→ Source passage
--- START ---

This blog gives you the latest topical news plus some informal comments on them from ShareSoc’s directors and other contributors. These are the personal comments of the authors and not necessarily the considered views of ShareSoc. The writers may hold shares in the companies mentioned. You can add your own comments on the blog posts, but note that ShareSoc reserves the right to remove or edit comments where they are inappropriate or defamatory.

Expensive Dividends – National Grid and Electra Private Equity

National Grid (NG.) are returning some of the cash received from the sale of their stake in a gas distribution business to shareholders via a large special dividend. And some will be returned via market share buy-backs, the wisdom of which may be questionable. But the real concern for private investors is that dividends are taxed as income even though this is in essence a “return of capital”. It is not being paid out of operating profits, but simply from the sale of part of the business.

In the past, companies would recognise this fact and the tax problem faced by private investors by offering a “B” share alternative that could then be redeemed and turned into a capital gain (as capital gains are less highly taxed than income for many investors). But this was outlawed in the 2015 Finance Act – there is a good article in the Daily Telegraph today that explains this in more depth.

But consider the plight of retail investors in Electra Private Equity which is much worse. They recently announced a similar return of cash via a special dividend of 2640p per share. The share price the day before it went ex dividend was 5,110p so effectively half the value of the company is being returned as a dividend. One investor who contacted me invested £20,000 in the company many years ago, and his holding is now worth near £150,000 so he will receive an enormous income tax bill. Needless to say he is not happy.

A particularly iniquitous aspect is that a lot of the “profit” he is being taxed on actually simply results from asset price inflation over the years.

--- END ---

→ Activity 1
In the blog post on expensive dividends, why did companies once offer private investors a "B" share alternative to a cash return?
→ Activity 2
Please list every monetary amount mentioned in the blog post on expensive dividends, with what each refers to.
→ Activity 3
Carry on the blog post on expensive dividends from its last sentence.

→ Source data
--- START ---

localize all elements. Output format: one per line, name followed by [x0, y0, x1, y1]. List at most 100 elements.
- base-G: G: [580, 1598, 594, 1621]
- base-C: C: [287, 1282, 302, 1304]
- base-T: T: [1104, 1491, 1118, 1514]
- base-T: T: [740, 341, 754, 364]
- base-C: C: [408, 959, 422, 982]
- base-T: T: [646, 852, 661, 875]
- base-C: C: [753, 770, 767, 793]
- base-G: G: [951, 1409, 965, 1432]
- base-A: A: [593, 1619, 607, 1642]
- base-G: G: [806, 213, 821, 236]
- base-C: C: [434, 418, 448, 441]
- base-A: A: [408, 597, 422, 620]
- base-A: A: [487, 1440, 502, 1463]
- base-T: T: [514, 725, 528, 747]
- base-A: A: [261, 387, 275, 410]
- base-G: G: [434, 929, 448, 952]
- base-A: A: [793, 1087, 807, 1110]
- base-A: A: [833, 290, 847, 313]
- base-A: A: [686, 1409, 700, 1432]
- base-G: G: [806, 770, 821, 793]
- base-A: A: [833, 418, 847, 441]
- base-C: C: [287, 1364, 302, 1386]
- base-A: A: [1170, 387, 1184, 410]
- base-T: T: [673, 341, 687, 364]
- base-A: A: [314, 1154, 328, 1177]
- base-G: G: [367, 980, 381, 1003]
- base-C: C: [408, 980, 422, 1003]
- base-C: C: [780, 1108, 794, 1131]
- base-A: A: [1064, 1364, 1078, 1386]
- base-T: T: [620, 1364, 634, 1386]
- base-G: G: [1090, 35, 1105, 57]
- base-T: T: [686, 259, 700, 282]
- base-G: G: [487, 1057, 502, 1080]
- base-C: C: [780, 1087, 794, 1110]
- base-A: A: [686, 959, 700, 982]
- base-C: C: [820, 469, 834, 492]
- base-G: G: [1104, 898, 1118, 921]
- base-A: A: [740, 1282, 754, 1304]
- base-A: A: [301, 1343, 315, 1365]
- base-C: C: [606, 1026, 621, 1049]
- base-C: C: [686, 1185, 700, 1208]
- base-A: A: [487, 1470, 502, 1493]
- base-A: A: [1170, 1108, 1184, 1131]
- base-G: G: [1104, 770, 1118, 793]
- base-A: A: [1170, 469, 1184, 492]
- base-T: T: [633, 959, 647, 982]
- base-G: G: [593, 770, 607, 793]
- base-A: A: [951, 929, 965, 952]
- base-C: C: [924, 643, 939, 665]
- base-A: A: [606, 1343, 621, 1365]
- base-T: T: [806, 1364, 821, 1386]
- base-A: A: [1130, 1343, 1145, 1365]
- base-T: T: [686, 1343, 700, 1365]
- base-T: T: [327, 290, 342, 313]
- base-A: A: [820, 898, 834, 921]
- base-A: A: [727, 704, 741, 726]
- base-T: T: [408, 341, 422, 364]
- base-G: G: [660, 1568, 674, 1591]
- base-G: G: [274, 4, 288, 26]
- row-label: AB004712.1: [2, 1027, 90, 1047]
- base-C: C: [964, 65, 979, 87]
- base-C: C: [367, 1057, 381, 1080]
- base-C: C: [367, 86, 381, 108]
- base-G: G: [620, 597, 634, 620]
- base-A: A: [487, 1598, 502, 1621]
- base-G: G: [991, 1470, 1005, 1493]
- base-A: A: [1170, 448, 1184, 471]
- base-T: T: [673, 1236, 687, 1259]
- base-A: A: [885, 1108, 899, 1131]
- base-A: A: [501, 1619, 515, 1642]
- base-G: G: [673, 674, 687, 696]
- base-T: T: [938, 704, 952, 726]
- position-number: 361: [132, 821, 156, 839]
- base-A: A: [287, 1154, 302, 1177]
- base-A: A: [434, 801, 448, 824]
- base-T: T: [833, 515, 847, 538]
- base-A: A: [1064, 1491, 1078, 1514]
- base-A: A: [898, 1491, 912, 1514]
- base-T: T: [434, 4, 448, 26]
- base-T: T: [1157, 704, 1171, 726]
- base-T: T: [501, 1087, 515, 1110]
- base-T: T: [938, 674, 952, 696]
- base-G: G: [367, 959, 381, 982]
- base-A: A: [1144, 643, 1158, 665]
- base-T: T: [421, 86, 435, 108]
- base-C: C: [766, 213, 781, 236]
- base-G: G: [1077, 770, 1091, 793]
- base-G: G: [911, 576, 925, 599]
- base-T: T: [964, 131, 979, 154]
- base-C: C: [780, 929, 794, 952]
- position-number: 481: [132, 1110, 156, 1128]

--- END ---

→ Written answer 1
A "B" share could be redeemed and turned into a capital gain instead of income. For many investors, capital gains are taxed less heavily than income, so this eased the tax problem private investors faced.

→ Written answer 2
- 2640p per share: Electra Private Equity's special dividend
- 5,110p: Electra's share price the day before it went ex dividend
- £20,000: the sum one investor originally put into Electra
- near £150,000: what that investor's holding is now worth

→ Written answer 3
Could the company have considered alternatives? Spreading the return of more than one tax year may have helped, but another possibility would be to return the cash via a tender offer to shareholders. Those taking it would realise a capital gain, while those not doing so would see the value of their existing holding unaffected (the share price would adjust to reflect the lower asset value per share and the proportionally similar fewer number of shares in issue).

There may be other possibilities that a tax and accounting expert could advise on, but unfortunately it’s probably the impact on institutional investors that is driving this desire to pay dividends and private investors are being prejudiced.

I may raise this issue at the National Grid AGM in July, but it will be too late to affect this and dividends can be declared by a company’s directors without a vote of shareholders. Similarly on Electra Private Equity, it is too late to object as the dividend has been declared and so will be paid.

This is yet another example where the taxation of capital gains and dividends is irrational and deeply prejudicial to the interests of investors. The solution, without prejudicing the Governments need to receive tax, would be harmonisation of dividend and capital gains taxes. But the latter should be index linked to avoid taxing fictitious profits.

Roger Lawson

One comment
  1. markb 28th April 2017 at 10:06 am

    I agree that Capital Gains Tax operates in an iniquitous and illogical fashion. Society would benefit from a situation in which capital is allocated in a fluid fashion, according to need and merit, without tax-driven distortions or barriers to decision-making. So if I believe that, for instance, J Sainsbury no longer deserves my money but Tesco does, I should be able to make that capital allocation decision on the relative merits of the two firms alone, without triggering a tax that could deter me from switching.

    Thus, the ideal system would not only reintroduce indexation and harmonise the treatment of capital gains and dividends but would also tax the former only if the capital realised was not reinvested in similar assets within a reasonable period (say 30 days).